--- Written task ---
Transcribe the material word for word, but without the images.

:: Raw records

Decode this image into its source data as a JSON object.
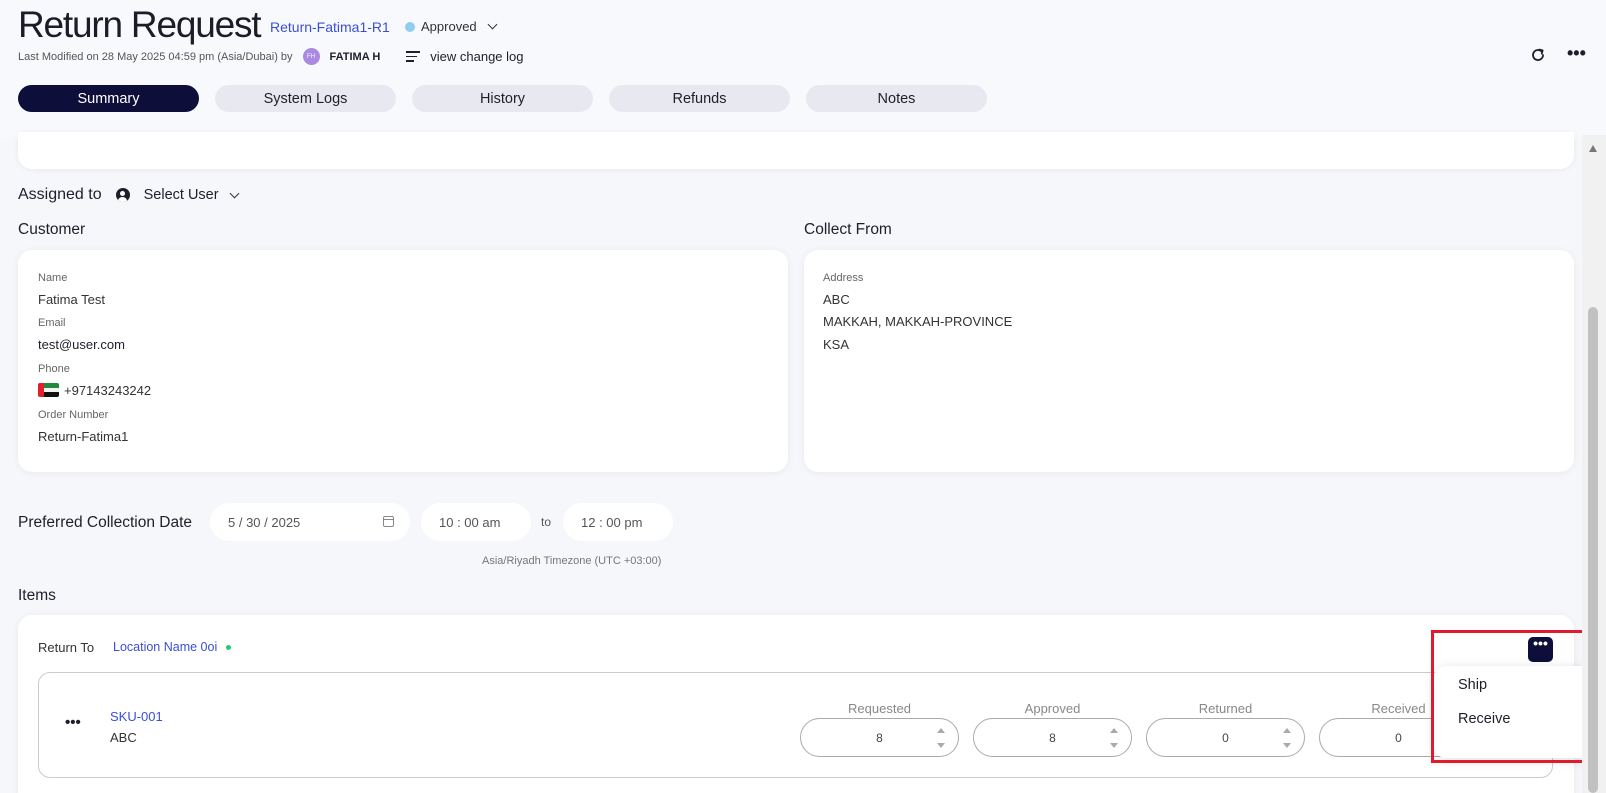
{
  "header": {
    "title": "Return Request",
    "request_id": "Return-Fatima1-R1",
    "status": "Approved",
    "status_color": "#90cdf0",
    "last_modified": "Last Modified on 28 May 2025 04:59 pm (Asia/Dubai) by",
    "user_initials": "FH",
    "user_name": "FATIMA H",
    "change_log": "view change log"
  },
  "tabs": [
    {
      "label": "Summary",
      "active": true
    },
    {
      "label": "System Logs"
    },
    {
      "label": "History"
    },
    {
      "label": "Refunds"
    },
    {
      "label": "Notes"
    }
  ],
  "assigned": {
    "label": "Assigned to",
    "select_label": "Select User"
  },
  "customer": {
    "section_title": "Customer",
    "name_label": "Name",
    "name": "Fatima Test",
    "email_label": "Email",
    "email": "test@user.com",
    "phone_label": "Phone",
    "phone": "+97143243242",
    "order_label": "Order Number",
    "order_number": "Return-Fatima1"
  },
  "collect_from": {
    "section_title": "Collect From",
    "address_label": "Address",
    "line1": "ABC",
    "line2": "MAKKAH, MAKKAH-PROVINCE",
    "line3": "KSA"
  },
  "collection": {
    "label": "Preferred Collection Date",
    "date": "5 / 30 / 2025",
    "time_from": "10 : 00 am",
    "to_label": "to",
    "time_to": "12 : 00 pm",
    "timezone": "Asia/Riyadh Timezone (UTC +03:00)"
  },
  "items": {
    "section_title": "Items",
    "return_to_label": "Return To",
    "location": "Location Name 0oi",
    "rows": [
      {
        "sku": "SKU-001",
        "name": "ABC",
        "requested": "8",
        "approved": "8",
        "returned": "0",
        "received": "0"
      }
    ],
    "columns": {
      "requested": "Requested",
      "approved": "Approved",
      "returned": "Returned",
      "received": "Received"
    }
  },
  "menu": {
    "ship": "Ship",
    "receive": "Receive"
  },
  "colors": {
    "primary_dark": "#0d0f3a",
    "link_blue": "#3a4fd8",
    "highlight_red": "#e21b2c",
    "location_dot": "#29c47a"
  }
}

::::

--- Solution to the exercise ---
Decode this image into its source data as a JSON object.
{
  "header": {
    "title": "Return Request",
    "request_id": "Return-Fatima1-R1",
    "status": "Approved",
    "status_color": "#90cdf0",
    "last_modified": "Last Modified on 28 May 2025 04:59 pm (Asia/Dubai) by",
    "user_initials": "FH",
    "user_name": "FATIMA H",
    "change_log": "view change log"
  },
  "tabs": [
    {
      "label": "Summary",
      "active": true
    },
    {
      "label": "System Logs"
    },
    {
      "label": "History"
    },
    {
      "label": "Refunds"
    },
    {
      "label": "Notes"
    }
  ],
  "assigned": {
    "label": "Assigned to",
    "select_label": "Select User"
  },
  "customer": {
    "section_title": "Customer",
    "name_label": "Name",
    "name": "Fatima Test",
    "email_label": "Email",
    "email": "test@user.com",
    "phone_label": "Phone",
    "phone": "+97143243242",
    "order_label": "Order Number",
    "order_number": "Return-Fatima1"
  },
  "collect_from": {
    "section_title": "Collect From",
    "address_label": "Address",
    "line1": "ABC",
    "line2": "MAKKAH, MAKKAH-PROVINCE",
    "line3": "KSA"
  },
  "collection": {
    "label": "Preferred Collection Date",
    "date": "5 / 30 / 2025",
    "time_from": "10 : 00 am",
    "to_label": "to",
    "time_to": "12 : 00 pm",
    "timezone": "Asia/Riyadh Timezone (UTC +03:00)"
  },
  "items": {
    "section_title": "Items",
    "return_to_label": "Return To",
    "location": "Location Name 0oi",
    "rows": [
      {
        "sku": "SKU-001",
        "name": "ABC",
        "requested": "8",
        "approved": "8",
        "returned": "0",
        "received": "0"
      }
    ],
    "columns": {
      "requested": "Requested",
      "approved": "Approved",
      "returned": "Returned",
      "received": "Received"
    }
  },
  "menu": {
    "ship": "Ship",
    "receive": "Receive"
  },
  "colors": {
    "primary_dark": "#0d0f3a",
    "link_blue": "#3a4fd8",
    "highlight_red": "#e21b2c",
    "location_dot": "#29c47a"
  }
}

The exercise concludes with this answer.